_Stated task_.
Write out all the material exactly. Leave nothing out.

-------- Rows

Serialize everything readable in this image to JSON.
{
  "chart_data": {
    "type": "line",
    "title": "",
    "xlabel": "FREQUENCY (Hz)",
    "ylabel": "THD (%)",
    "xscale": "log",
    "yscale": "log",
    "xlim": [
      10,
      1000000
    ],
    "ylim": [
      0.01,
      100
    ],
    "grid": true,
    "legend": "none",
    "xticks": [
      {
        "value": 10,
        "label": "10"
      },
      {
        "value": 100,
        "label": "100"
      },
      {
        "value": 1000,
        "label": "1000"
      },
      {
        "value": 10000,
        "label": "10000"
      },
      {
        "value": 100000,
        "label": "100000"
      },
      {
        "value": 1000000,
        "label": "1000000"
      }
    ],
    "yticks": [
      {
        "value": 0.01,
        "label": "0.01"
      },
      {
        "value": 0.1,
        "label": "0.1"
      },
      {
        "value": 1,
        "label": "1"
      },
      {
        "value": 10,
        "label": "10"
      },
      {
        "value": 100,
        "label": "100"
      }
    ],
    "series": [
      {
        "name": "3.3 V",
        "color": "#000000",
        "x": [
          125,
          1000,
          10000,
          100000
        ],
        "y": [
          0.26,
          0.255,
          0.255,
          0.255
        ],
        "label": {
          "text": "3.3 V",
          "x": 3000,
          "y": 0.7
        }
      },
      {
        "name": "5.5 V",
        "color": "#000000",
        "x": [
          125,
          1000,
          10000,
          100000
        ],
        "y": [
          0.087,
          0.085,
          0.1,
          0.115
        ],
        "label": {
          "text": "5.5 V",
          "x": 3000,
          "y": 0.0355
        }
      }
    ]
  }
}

----------------

_Task answer_.
Serialize everything readable in this image to JSON.
{
  "chart_data": {
    "type": "line",
    "title": "",
    "xlabel": "FREQUENCY (Hz)",
    "ylabel": "THD (%)",
    "xscale": "log",
    "yscale": "log",
    "xlim": [
      10,
      1000000
    ],
    "ylim": [
      0.01,
      100
    ],
    "grid": true,
    "legend": "none",
    "xticks": [
      {
        "value": 10,
        "label": "10"
      },
      {
        "value": 100,
        "label": "100"
      },
      {
        "value": 1000,
        "label": "1000"
      },
      {
        "value": 10000,
        "label": "10000"
      },
      {
        "value": 100000,
        "label": "100000"
      },
      {
        "value": 1000000,
        "label": "1000000"
      }
    ],
    "yticks": [
      {
        "value": 0.01,
        "label": "0.01"
      },
      {
        "value": 0.1,
        "label": "0.1"
      },
      {
        "value": 1,
        "label": "1"
      },
      {
        "value": 10,
        "label": "10"
      },
      {
        "value": 100,
        "label": "100"
      }
    ],
    "series": [
      {
        "name": "3.3 V",
        "color": "#000000",
        "x": [
          125,
          1000,
          10000,
          100000
        ],
        "y": [
          0.26,
          0.255,
          0.255,
          0.255
        ],
        "label": {
          "text": "3.3 V",
          "x": 3000,
          "y": 0.7
        }
      },
      {
        "name": "5.5 V",
        "color": "#000000",
        "x": [
          125,
          1000,
          10000,
          100000
        ],
        "y": [
          0.087,
          0.085,
          0.1,
          0.115
        ],
        "label": {
          "text": "5.5 V",
          "x": 3000,
          "y": 0.0355
        }
      }
    ]
  }
}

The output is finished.